▸ **Given request**: Drop all images and give the records again exactly.
[Data in this exercise start]
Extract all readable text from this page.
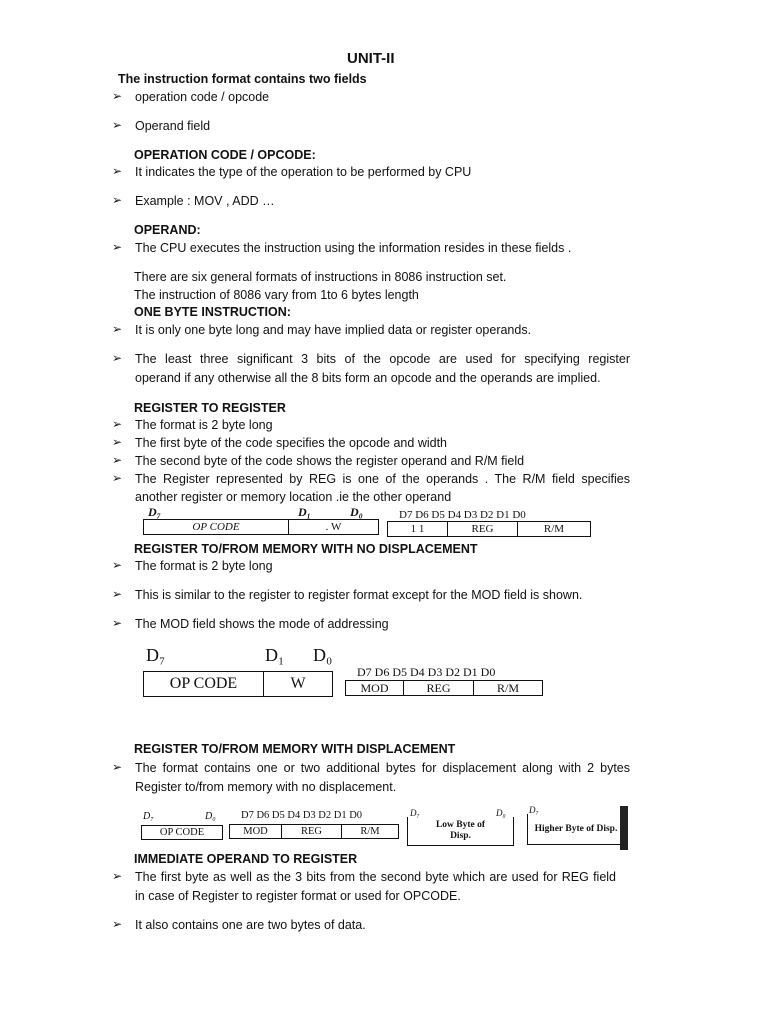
UNIT-II
The instruction format contains two fields
➢ operation code / opcode
➢ Operand field
OPERATION CODE / OPCODE:
➢ It indicates the type of the operation to be performed by CPU
➢ Example : MOV , ADD …
OPERAND:
➢ The CPU executes the instruction using the information resides in these fields .
There are six general formats of instructions in 8086 instruction set.
The instruction of 8086 vary from 1to 6 bytes length
ONE BYTE INSTRUCTION:
➢ It is only one byte long and may have implied data or register operands.
➢ The least three significant 3 bits of the opcode are used for specifying register
operand if any otherwise all the 8 bits form an opcode and the operands are implied.
REGISTER TO REGISTER
➢ The format is 2 byte long
➢ The first byte of the code specifies the opcode and width
➢ The second byte of the code shows the register operand and R/M field
➢ The Register represented by REG is one of the operands . The R/M field specifies
another register or memory location .ie the other operand
D₇	D₁	D₀
OP CODE	. W
D7 D6 D5 D4 D3 D2 D1 D0
1 1	REG	R/M
REGISTER TO/FROM MEMORY WITH NO DISPLACEMENT
➢ The format is 2 byte long
➢ This is similar to the register to register format except for the MOD field is shown.
➢ The MOD field shows the mode of addressing
D₇	D₁ D₀
OP CODE	W
D7 D6 D5 D4 D3 D2 D1 D0
MOD	REG	R/M
REGISTER TO/FROM MEMORY WITH DISPLACEMENT
➢ The format contains one or two additional bytes for displacement along with 2 bytes
Register to/from memory with no displacement.
D₇	D₀
OP CODE
D7 D6 D5 D4 D3 D2 D1 D0
MOD	REG	R/M
D₇	D₀
Low Byte of Disp.
D₇
Higher Byte of Disp.
IMMEDIATE OPERAND TO REGISTER
➢ The first byte as well as the 3 bits from the second byte which are used for REG field
in case of Register to register format or used for OPCODE.
➢ It also contains one are two bytes of data.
[Data in this exercise end]
▸ **Answer in full**:
Extract all readable text from this page.
UNIT-II
The instruction format contains two fields
➢ operation code / opcode
➢ Operand field
OPERATION CODE / OPCODE:
➢ It indicates the type of the operation to be performed by CPU
➢ Example : MOV , ADD …
OPERAND:
➢ The CPU executes the instruction using the information resides in these fields .
There are six general formats of instructions in 8086 instruction set.
The instruction of 8086 vary from 1to 6 bytes length
ONE BYTE INSTRUCTION:
➢ It is only one byte long and may have implied data or register operands.
➢ The least three significant 3 bits of the opcode are used for specifying register
operand if any otherwise all the 8 bits form an opcode and the operands are implied.
REGISTER TO REGISTER
➢ The format is 2 byte long
➢ The first byte of the code specifies the opcode and width
➢ The second byte of the code shows the register operand and R/M field
➢ The Register represented by REG is one of the operands . The R/M field specifies
another register or memory location .ie the other operand
D₇	D₁	D₀
OP CODE	. W
D7 D6 D5 D4 D3 D2 D1 D0
1 1	REG	R/M
REGISTER TO/FROM MEMORY WITH NO DISPLACEMENT
➢ The format is 2 byte long
➢ This is similar to the register to register format except for the MOD field is shown.
➢ The MOD field shows the mode of addressing
D₇	D₁ D₀
OP CODE	W
D7 D6 D5 D4 D3 D2 D1 D0
MOD	REG	R/M
REGISTER TO/FROM MEMORY WITH DISPLACEMENT
➢ The format contains one or two additional bytes for displacement along with 2 bytes
Register to/from memory with no displacement.
D₇	D₀
OP CODE
D7 D6 D5 D4 D3 D2 D1 D0
MOD	REG	R/M
D₇	D₀
Low Byte of Disp.
D₇
Higher Byte of Disp.
IMMEDIATE OPERAND TO REGISTER
➢ The first byte as well as the 3 bits from the second byte which are used for REG field
in case of Register to register format or used for OPCODE.
➢ It also contains one are two bytes of data.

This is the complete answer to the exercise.